### Request
Quote each record exactly, please, leaving none out.

begin Recorded information

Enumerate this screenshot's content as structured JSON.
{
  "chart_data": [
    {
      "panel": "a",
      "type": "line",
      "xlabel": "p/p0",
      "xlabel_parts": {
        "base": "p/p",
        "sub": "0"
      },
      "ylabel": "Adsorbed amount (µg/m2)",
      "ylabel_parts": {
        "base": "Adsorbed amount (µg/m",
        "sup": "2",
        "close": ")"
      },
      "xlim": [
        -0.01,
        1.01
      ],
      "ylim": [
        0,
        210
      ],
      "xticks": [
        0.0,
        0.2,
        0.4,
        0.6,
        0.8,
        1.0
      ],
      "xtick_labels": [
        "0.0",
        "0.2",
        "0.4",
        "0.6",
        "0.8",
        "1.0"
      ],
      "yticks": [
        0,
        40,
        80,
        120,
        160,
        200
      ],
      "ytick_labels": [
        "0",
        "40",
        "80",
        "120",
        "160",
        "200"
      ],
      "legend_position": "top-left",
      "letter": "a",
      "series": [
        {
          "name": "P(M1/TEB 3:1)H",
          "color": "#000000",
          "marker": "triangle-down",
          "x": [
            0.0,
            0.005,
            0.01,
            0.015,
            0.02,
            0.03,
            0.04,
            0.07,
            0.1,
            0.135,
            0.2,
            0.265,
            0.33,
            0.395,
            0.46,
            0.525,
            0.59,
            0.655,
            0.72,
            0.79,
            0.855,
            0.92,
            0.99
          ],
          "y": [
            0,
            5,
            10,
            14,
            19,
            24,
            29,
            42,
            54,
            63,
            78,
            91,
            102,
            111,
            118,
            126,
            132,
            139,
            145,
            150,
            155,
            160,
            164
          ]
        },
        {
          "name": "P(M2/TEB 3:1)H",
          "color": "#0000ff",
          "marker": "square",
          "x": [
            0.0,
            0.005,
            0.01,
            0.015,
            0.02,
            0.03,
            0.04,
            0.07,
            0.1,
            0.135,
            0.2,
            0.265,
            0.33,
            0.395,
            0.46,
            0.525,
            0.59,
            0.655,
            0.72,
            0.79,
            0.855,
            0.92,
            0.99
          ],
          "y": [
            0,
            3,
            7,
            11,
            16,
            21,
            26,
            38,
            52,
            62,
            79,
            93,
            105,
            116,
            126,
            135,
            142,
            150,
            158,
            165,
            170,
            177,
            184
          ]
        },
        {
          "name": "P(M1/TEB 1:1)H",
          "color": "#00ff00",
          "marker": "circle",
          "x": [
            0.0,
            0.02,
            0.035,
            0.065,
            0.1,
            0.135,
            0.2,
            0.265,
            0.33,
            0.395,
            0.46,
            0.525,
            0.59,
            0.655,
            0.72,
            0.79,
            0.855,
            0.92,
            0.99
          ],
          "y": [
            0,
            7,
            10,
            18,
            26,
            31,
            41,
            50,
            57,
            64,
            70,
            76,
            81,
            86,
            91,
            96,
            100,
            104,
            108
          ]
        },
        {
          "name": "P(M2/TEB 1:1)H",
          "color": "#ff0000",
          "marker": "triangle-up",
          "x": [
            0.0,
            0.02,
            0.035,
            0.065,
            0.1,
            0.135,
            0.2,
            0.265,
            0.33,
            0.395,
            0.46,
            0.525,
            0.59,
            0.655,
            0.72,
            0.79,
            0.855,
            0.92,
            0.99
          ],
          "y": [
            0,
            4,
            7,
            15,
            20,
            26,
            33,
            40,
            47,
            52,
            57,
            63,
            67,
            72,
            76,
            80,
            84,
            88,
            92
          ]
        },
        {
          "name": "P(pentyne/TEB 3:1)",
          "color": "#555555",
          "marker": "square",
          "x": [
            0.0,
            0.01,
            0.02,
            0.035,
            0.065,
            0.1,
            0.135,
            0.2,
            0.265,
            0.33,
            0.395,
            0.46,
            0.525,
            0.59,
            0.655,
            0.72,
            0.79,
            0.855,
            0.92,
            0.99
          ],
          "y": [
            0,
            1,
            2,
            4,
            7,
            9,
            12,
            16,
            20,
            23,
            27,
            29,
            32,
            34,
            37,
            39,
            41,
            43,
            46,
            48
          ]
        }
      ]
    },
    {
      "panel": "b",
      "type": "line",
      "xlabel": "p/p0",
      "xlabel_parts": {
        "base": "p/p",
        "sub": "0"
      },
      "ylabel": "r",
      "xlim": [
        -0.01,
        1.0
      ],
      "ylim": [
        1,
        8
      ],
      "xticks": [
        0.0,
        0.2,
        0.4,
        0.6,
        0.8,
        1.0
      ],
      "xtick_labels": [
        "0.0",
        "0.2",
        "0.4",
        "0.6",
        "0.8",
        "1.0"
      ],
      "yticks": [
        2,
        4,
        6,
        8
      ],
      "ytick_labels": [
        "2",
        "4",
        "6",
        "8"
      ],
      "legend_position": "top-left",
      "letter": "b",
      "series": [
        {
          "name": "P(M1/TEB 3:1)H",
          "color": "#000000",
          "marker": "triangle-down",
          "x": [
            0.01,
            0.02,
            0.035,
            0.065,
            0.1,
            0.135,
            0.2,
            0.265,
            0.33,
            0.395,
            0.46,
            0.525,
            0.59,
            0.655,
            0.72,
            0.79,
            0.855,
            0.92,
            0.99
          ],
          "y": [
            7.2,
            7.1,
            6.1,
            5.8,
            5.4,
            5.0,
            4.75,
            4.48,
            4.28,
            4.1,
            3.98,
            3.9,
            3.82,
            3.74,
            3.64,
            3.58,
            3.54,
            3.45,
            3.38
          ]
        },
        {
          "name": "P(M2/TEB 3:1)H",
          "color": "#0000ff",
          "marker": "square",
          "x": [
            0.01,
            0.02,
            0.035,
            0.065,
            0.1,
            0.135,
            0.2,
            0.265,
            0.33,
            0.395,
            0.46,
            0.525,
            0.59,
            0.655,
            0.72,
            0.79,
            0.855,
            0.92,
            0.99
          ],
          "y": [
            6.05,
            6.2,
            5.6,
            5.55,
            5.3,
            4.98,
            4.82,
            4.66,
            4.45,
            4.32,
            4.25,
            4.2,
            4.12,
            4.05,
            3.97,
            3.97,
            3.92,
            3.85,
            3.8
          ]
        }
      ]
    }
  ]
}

end Recorded information

### Written answer
Enumerate this screenshot's content as structured JSON.
{
  "chart_data": [
    {
      "panel": "a",
      "type": "line",
      "xlabel": "p/p0",
      "xlabel_parts": {
        "base": "p/p",
        "sub": "0"
      },
      "ylabel": "Adsorbed amount (µg/m2)",
      "ylabel_parts": {
        "base": "Adsorbed amount (µg/m",
        "sup": "2",
        "close": ")"
      },
      "xlim": [
        -0.01,
        1.01
      ],
      "ylim": [
        0,
        210
      ],
      "xticks": [
        0.0,
        0.2,
        0.4,
        0.6,
        0.8,
        1.0
      ],
      "xtick_labels": [
        "0.0",
        "0.2",
        "0.4",
        "0.6",
        "0.8",
        "1.0"
      ],
      "yticks": [
        0,
        40,
        80,
        120,
        160,
        200
      ],
      "ytick_labels": [
        "0",
        "40",
        "80",
        "120",
        "160",
        "200"
      ],
      "legend_position": "top-left",
      "letter": "a",
      "series": [
        {
          "name": "P(M1/TEB 3:1)H",
          "color": "#000000",
          "marker": "triangle-down",
          "x": [
            0.0,
            0.005,
            0.01,
            0.015,
            0.02,
            0.03,
            0.04,
            0.07,
            0.1,
            0.135,
            0.2,
            0.265,
            0.33,
            0.395,
            0.46,
            0.525,
            0.59,
            0.655,
            0.72,
            0.79,
            0.855,
            0.92,
            0.99
          ],
          "y": [
            0,
            5,
            10,
            14,
            19,
            24,
            29,
            42,
            54,
            63,
            78,
            91,
            102,
            111,
            118,
            126,
            132,
            139,
            145,
            150,
            155,
            160,
            164
          ]
        },
        {
          "name": "P(M2/TEB 3:1)H",
          "color": "#0000ff",
          "marker": "square",
          "x": [
            0.0,
            0.005,
            0.01,
            0.015,
            0.02,
            0.03,
            0.04,
            0.07,
            0.1,
            0.135,
            0.2,
            0.265,
            0.33,
            0.395,
            0.46,
            0.525,
            0.59,
            0.655,
            0.72,
            0.79,
            0.855,
            0.92,
            0.99
          ],
          "y": [
            0,
            3,
            7,
            11,
            16,
            21,
            26,
            38,
            52,
            62,
            79,
            93,
            105,
            116,
            126,
            135,
            142,
            150,
            158,
            165,
            170,
            177,
            184
          ]
        },
        {
          "name": "P(M1/TEB 1:1)H",
          "color": "#00ff00",
          "marker": "circle",
          "x": [
            0.0,
            0.02,
            0.035,
            0.065,
            0.1,
            0.135,
            0.2,
            0.265,
            0.33,
            0.395,
            0.46,
            0.525,
            0.59,
            0.655,
            0.72,
            0.79,
            0.855,
            0.92,
            0.99
          ],
          "y": [
            0,
            7,
            10,
            18,
            26,
            31,
            41,
            50,
            57,
            64,
            70,
            76,
            81,
            86,
            91,
            96,
            100,
            104,
            108
          ]
        },
        {
          "name": "P(M2/TEB 1:1)H",
          "color": "#ff0000",
          "marker": "triangle-up",
          "x": [
            0.0,
            0.02,
            0.035,
            0.065,
            0.1,
            0.135,
            0.2,
            0.265,
            0.33,
            0.395,
            0.46,
            0.525,
            0.59,
            0.655,
            0.72,
            0.79,
            0.855,
            0.92,
            0.99
          ],
          "y": [
            0,
            4,
            7,
            15,
            20,
            26,
            33,
            40,
            47,
            52,
            57,
            63,
            67,
            72,
            76,
            80,
            84,
            88,
            92
          ]
        },
        {
          "name": "P(pentyne/TEB 3:1)",
          "color": "#555555",
          "marker": "square",
          "x": [
            0.0,
            0.01,
            0.02,
            0.035,
            0.065,
            0.1,
            0.135,
            0.2,
            0.265,
            0.33,
            0.395,
            0.46,
            0.525,
            0.59,
            0.655,
            0.72,
            0.79,
            0.855,
            0.92,
            0.99
          ],
          "y": [
            0,
            1,
            2,
            4,
            7,
            9,
            12,
            16,
            20,
            23,
            27,
            29,
            32,
            34,
            37,
            39,
            41,
            43,
            46,
            48
          ]
        }
      ]
    },
    {
      "panel": "b",
      "type": "line",
      "xlabel": "p/p0",
      "xlabel_parts": {
        "base": "p/p",
        "sub": "0"
      },
      "ylabel": "r",
      "xlim": [
        -0.01,
        1.0
      ],
      "ylim": [
        1,
        8
      ],
      "xticks": [
        0.0,
        0.2,
        0.4,
        0.6,
        0.8,
        1.0
      ],
      "xtick_labels": [
        "0.0",
        "0.2",
        "0.4",
        "0.6",
        "0.8",
        "1.0"
      ],
      "yticks": [
        2,
        4,
        6,
        8
      ],
      "ytick_labels": [
        "2",
        "4",
        "6",
        "8"
      ],
      "legend_position": "top-left",
      "letter": "b",
      "series": [
        {
          "name": "P(M1/TEB 3:1)H",
          "color": "#000000",
          "marker": "triangle-down",
          "x": [
            0.01,
            0.02,
            0.035,
            0.065,
            0.1,
            0.135,
            0.2,
            0.265,
            0.33,
            0.395,
            0.46,
            0.525,
            0.59,
            0.655,
            0.72,
            0.79,
            0.855,
            0.92,
            0.99
          ],
          "y": [
            7.2,
            7.1,
            6.1,
            5.8,
            5.4,
            5.0,
            4.75,
            4.48,
            4.28,
            4.1,
            3.98,
            3.9,
            3.82,
            3.74,
            3.64,
            3.58,
            3.54,
            3.45,
            3.38
          ]
        },
        {
          "name": "P(M2/TEB 3:1)H",
          "color": "#0000ff",
          "marker": "square",
          "x": [
            0.01,
            0.02,
            0.035,
            0.065,
            0.1,
            0.135,
            0.2,
            0.265,
            0.33,
            0.395,
            0.46,
            0.525,
            0.59,
            0.655,
            0.72,
            0.79,
            0.855,
            0.92,
            0.99
          ],
          "y": [
            6.05,
            6.2,
            5.6,
            5.55,
            5.3,
            4.98,
            4.82,
            4.66,
            4.45,
            4.32,
            4.25,
            4.2,
            4.12,
            4.05,
            3.97,
            3.97,
            3.92,
            3.85,
            3.8
          ]
        }
      ]
    }
  ]
}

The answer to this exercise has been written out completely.